The problem
Return the whole listing, keeping every character the same.

Dataset rows
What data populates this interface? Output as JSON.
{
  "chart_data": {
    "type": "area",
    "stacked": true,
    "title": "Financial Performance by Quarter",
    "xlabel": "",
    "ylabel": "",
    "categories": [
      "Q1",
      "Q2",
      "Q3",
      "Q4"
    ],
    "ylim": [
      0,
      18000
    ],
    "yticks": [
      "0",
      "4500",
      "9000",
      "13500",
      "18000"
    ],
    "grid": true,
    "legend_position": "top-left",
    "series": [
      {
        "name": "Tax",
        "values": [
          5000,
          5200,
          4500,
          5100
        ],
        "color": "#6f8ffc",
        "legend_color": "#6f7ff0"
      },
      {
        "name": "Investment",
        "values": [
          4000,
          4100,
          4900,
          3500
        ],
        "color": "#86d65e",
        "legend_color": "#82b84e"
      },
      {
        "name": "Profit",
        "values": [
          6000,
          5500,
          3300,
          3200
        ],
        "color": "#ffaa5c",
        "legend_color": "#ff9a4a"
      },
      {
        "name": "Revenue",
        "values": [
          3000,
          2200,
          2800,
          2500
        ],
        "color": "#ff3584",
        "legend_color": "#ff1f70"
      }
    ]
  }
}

Reply to the task
What data populates this interface? Output as JSON.
{
  "chart_data": {
    "type": "area",
    "stacked": true,
    "title": "Financial Performance by Quarter",
    "xlabel": "",
    "ylabel": "",
    "categories": [
      "Q1",
      "Q2",
      "Q3",
      "Q4"
    ],
    "ylim": [
      0,
      18000
    ],
    "yticks": [
      "0",
      "4500",
      "9000",
      "13500",
      "18000"
    ],
    "grid": true,
    "legend_position": "top-left",
    "series": [
      {
        "name": "Tax",
        "values": [
          5000,
          5200,
          4500,
          5100
        ],
        "color": "#6f8ffc",
        "legend_color": "#6f7ff0"
      },
      {
        "name": "Investment",
        "values": [
          4000,
          4100,
          4900,
          3500
        ],
        "color": "#86d65e",
        "legend_color": "#82b84e"
      },
      {
        "name": "Profit",
        "values": [
          6000,
          5500,
          3300,
          3200
        ],
        "color": "#ffaa5c",
        "legend_color": "#ff9a4a"
      },
      {
        "name": "Revenue",
        "values": [
          3000,
          2200,
          2800,
          2500
        ],
        "color": "#ff3584",
        "legend_color": "#ff1f70"
      }
    ]
  }
}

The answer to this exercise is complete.